◆ **WRITTEN EXERCISE**:
Lines containing the word "JSON" are to be located and copied.

[Dataset records]
◇ ◇ ◇ ◇ ◇

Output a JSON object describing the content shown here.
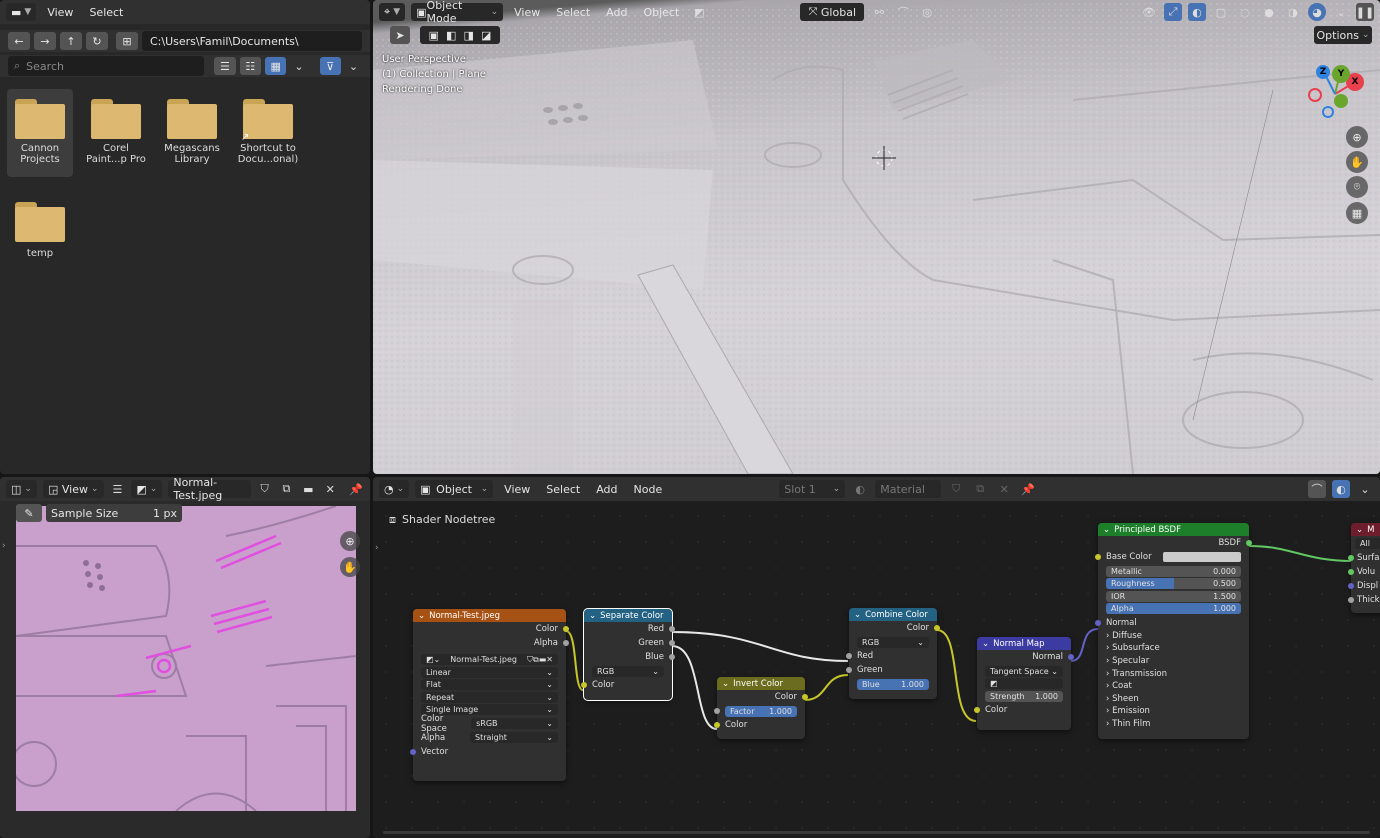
{
  "file_browser": {
    "menu": [
      "View",
      "Select"
    ],
    "path": "C:\\Users\\Famil\\Documents\\",
    "search_placeholder": "Search",
    "items": [
      {
        "label": "Cannon Projects",
        "line1": "Cannon",
        "line2": "Projects",
        "selected": true
      },
      {
        "label": "Corel Paint...p Pro",
        "line1": "Corel",
        "line2": "Paint...p Pro"
      },
      {
        "label": "Megascans Library",
        "line1": "Megascans",
        "line2": "Library"
      },
      {
        "label": "Shortcut to Docu...onal)",
        "line1": "Shortcut to",
        "line2": "Docu...onal)",
        "shortcut": true
      },
      {
        "label": "temp",
        "line1": "temp",
        "line2": ""
      }
    ]
  },
  "viewport": {
    "mode": "Object Mode",
    "menu": [
      "View",
      "Select",
      "Add",
      "Object"
    ],
    "transform_orientation": "Global",
    "options_label": "Options",
    "overlay_lines": [
      "User Perspective",
      "(1) Collection | Plane",
      "Rendering Done"
    ],
    "gizmo_axes": {
      "x": "X",
      "y": "Y",
      "z": "Z"
    },
    "colors": {
      "x": "#e8414d",
      "y": "#6aa62e",
      "z": "#2f83e0"
    }
  },
  "image_editor": {
    "view_label": "View",
    "image_name": "Normal-Test.jpeg",
    "sample_size_label": "Sample Size",
    "sample_size_value": "1 px"
  },
  "node_editor": {
    "context": "Object",
    "menu": [
      "View",
      "Select",
      "Add",
      "Node"
    ],
    "slot": "Slot 1",
    "material_placeholder": "Material",
    "breadcrumb": "Shader Nodetree",
    "nodes": {
      "image": {
        "title": "Normal-Test.jpeg",
        "out_color": "Color",
        "out_alpha": "Alpha",
        "image_name": "Normal-Test.jpeg",
        "interpolation": "Linear",
        "projection": "Flat",
        "extension": "Repeat",
        "source": "Single Image",
        "color_space_label": "Color Space",
        "color_space": "sRGB",
        "alpha_label": "Alpha",
        "alpha_mode": "Straight",
        "in_vector": "Vector"
      },
      "separate": {
        "title": "Separate Color",
        "out_red": "Red",
        "out_green": "Green",
        "out_blue": "Blue",
        "mode": "RGB",
        "in_color": "Color"
      },
      "invert": {
        "title": "Invert Color",
        "out_color": "Color",
        "factor_label": "Factor",
        "factor_value": "1.000",
        "in_color": "Color"
      },
      "combine": {
        "title": "Combine Color",
        "out_color": "Color",
        "mode": "RGB",
        "in_red": "Red",
        "in_green": "Green",
        "blue_label": "Blue",
        "blue_value": "1.000"
      },
      "normal_map": {
        "title": "Normal Map",
        "out_normal": "Normal",
        "space": "Tangent Space",
        "strength_label": "Strength",
        "strength_value": "1.000",
        "in_color": "Color"
      },
      "bsdf": {
        "title": "Principled BSDF",
        "out": "BSDF",
        "base_color_label": "Base Color",
        "metallic_label": "Metallic",
        "metallic_value": "0.000",
        "roughness_label": "Roughness",
        "roughness_value": "0.500",
        "ior_label": "IOR",
        "ior_value": "1.500",
        "alpha_label": "Alpha",
        "alpha_value": "1.000",
        "normal_label": "Normal",
        "panels": [
          "Diffuse",
          "Subsurface",
          "Specular",
          "Transmission",
          "Coat",
          "Sheen",
          "Emission",
          "Thin Film"
        ]
      },
      "output": {
        "title": "M",
        "target": "All",
        "inputs": [
          "Surfa",
          "Volu",
          "Displ",
          "Thick"
        ]
      }
    },
    "colors": {
      "image_header": "#a65215",
      "separate_header": "#246283",
      "invert_header": "#6c6c1f",
      "combine_header": "#246283",
      "normal_map_header": "#3b3ba2",
      "bsdf_header": "#1d7f2a",
      "output_header": "#6e1d2c"
    }
  }
}
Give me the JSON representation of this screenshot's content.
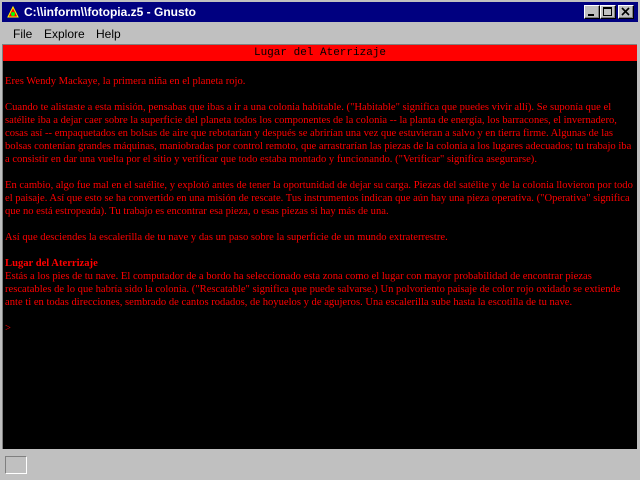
{
  "window": {
    "title": "C:\\\\inform\\\\fotopia.z5 - Gnusto"
  },
  "menu": {
    "file": "File",
    "explore": "Explore",
    "help": "Help"
  },
  "status_line": {
    "location": "Lugar del Aterrizaje"
  },
  "story": {
    "p1": "Eres Wendy Mackaye, la primera niña en el planeta rojo.",
    "p2": "Cuando te alistaste a esta misión, pensabas que ibas a ir a una colonia habitable. (\"Habitable\" significa que puedes vivir allí). Se suponía que el satélite iba a dejar caer sobre la superficie del planeta todos los componentes de la colonia -- la planta de energía, los barracones, el invernadero, cosas así -- empaquetados en bolsas de aire que rebotarían y después se abrirían una vez que estuvieran a salvo y en tierra firme. Algunas de las bolsas contenían grandes máquinas, maniobradas por control remoto, que arrastrarían las piezas de la colonia a los lugares adecuados; tu trabajo iba a consistir en dar una vuelta por el sitio y verificar que todo estaba montado y funcionando. (\"Verificar\" significa asegurarse).",
    "p3": "En cambio, algo fue mal en el satélite, y explotó antes de tener la oportunidad de dejar su carga. Piezas del satélite y de la colonia llovieron por todo el paisaje. Así que esto se ha convertido en una misión de rescate. Tus instrumentos indican que aún hay una pieza operativa. (\"Operativa\" significa que no está estropeada). Tu trabajo es encontrar esa pieza, o esas piezas si hay más de una.",
    "p4": "Así que desciendes la escalerilla de tu nave y das un paso sobre la superficie de un mundo extraterrestre.",
    "room_heading": "Lugar del Aterrizaje",
    "room_description": "Estás a los pies de tu nave. El computador de a bordo ha seleccionado esta zona como el lugar con mayor probabilidad de encontrar piezas rescatables de lo que habría sido la colonia. (\"Rescatable\" significa que puede salvarse.) Un polvoriento paisaje de color rojo oxidado se extiende ante ti en todas direcciones, sembrado de cantos rodados, de hoyuelos y de agujeros. Una escalerilla sube hasta la escotilla de tu nave.",
    "prompt": ">"
  },
  "colors": {
    "title_bar": "#000080",
    "text": "#ff0000",
    "background": "#000000",
    "status_line": "#ff0000"
  },
  "icons": {
    "app": "gnusto-app-icon",
    "minimize": "minimize-icon",
    "maximize": "maximize-icon",
    "close": "close-icon"
  }
}
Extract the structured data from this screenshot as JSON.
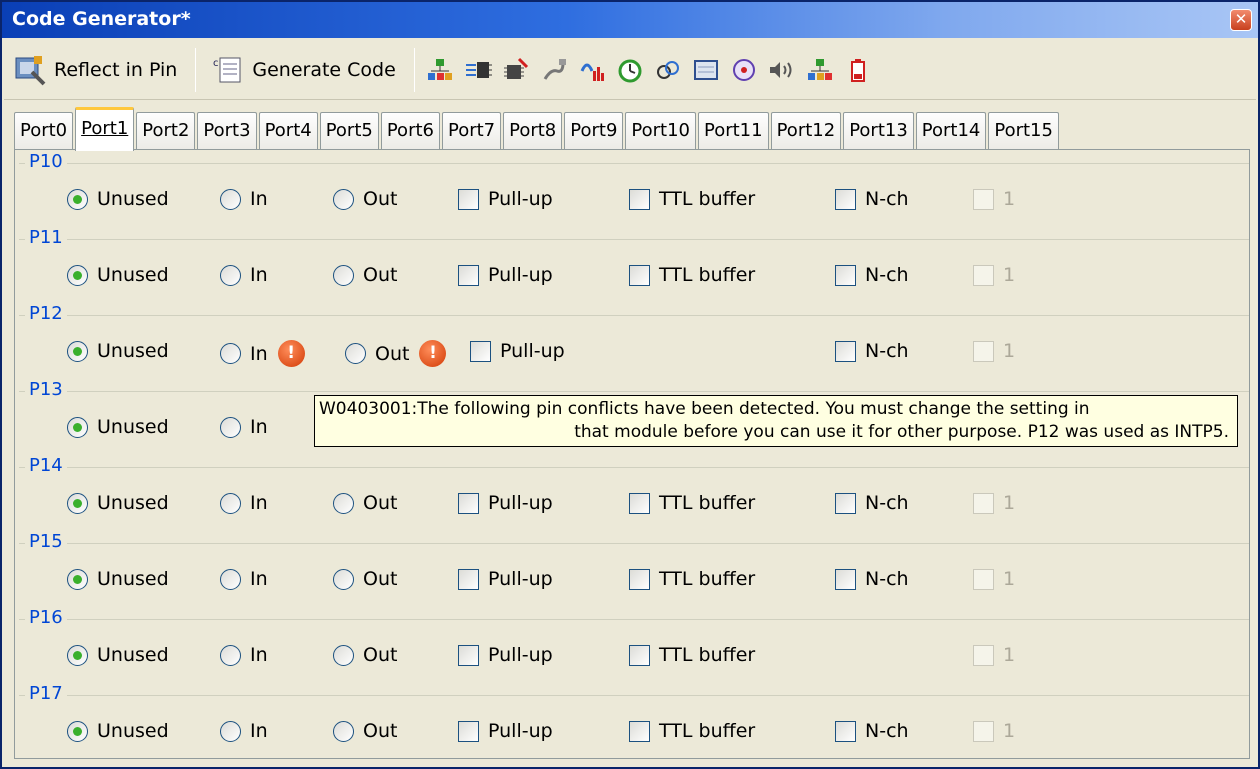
{
  "window": {
    "title": "Code Generator*"
  },
  "toolbar": {
    "reflect_label": "Reflect in Pin",
    "generate_label": "Generate Code",
    "icons": [
      "clock-generator-icon",
      "port-icon",
      "chip-icon",
      "serial-icon",
      "signal-icon",
      "timer-icon",
      "interrupt-icon",
      "lcd-icon",
      "watch-icon",
      "sound-icon",
      "network-icon",
      "battery-icon"
    ]
  },
  "tabs": [
    "Port0",
    "Port1",
    "Port2",
    "Port3",
    "Port4",
    "Port5",
    "Port6",
    "Port7",
    "Port8",
    "Port9",
    "Port10",
    "Port11",
    "Port12",
    "Port13",
    "Port14",
    "Port15"
  ],
  "active_tab": "Port1",
  "labels": {
    "unused": "Unused",
    "in": "In",
    "out": "Out",
    "pullup": "Pull-up",
    "ttl": "TTL buffer",
    "nch": "N-ch",
    "one": "1"
  },
  "pins": [
    {
      "name": "P10",
      "selected": "Unused",
      "ttl": true,
      "nch": true
    },
    {
      "name": "P11",
      "selected": "Unused",
      "ttl": true,
      "nch": true
    },
    {
      "name": "P12",
      "selected": "Unused",
      "ttl": false,
      "nch": true,
      "warning": true
    },
    {
      "name": "P13",
      "selected": "Unused"
    },
    {
      "name": "P14",
      "selected": "Unused",
      "ttl": true,
      "nch": true
    },
    {
      "name": "P15",
      "selected": "Unused",
      "ttl": true,
      "nch": true
    },
    {
      "name": "P16",
      "selected": "Unused",
      "ttl": true,
      "nch": false
    },
    {
      "name": "P17",
      "selected": "Unused",
      "ttl": true,
      "nch": true
    }
  ],
  "tooltip": {
    "line1": "W0403001:The following pin conflicts have been detected. You must change the setting in",
    "line2": "that module before you can use it for other purpose. P12 was used as INTP5."
  },
  "warning_glyph": "!"
}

◇ ◇ ◇ ◇ ◇

◆ **PROBLEM SOLUTION**:
Output a JSON object describing the content shown here.
Give me the JSON representation of this screenshot's content.
Extract the structured data from this screenshot as JSON.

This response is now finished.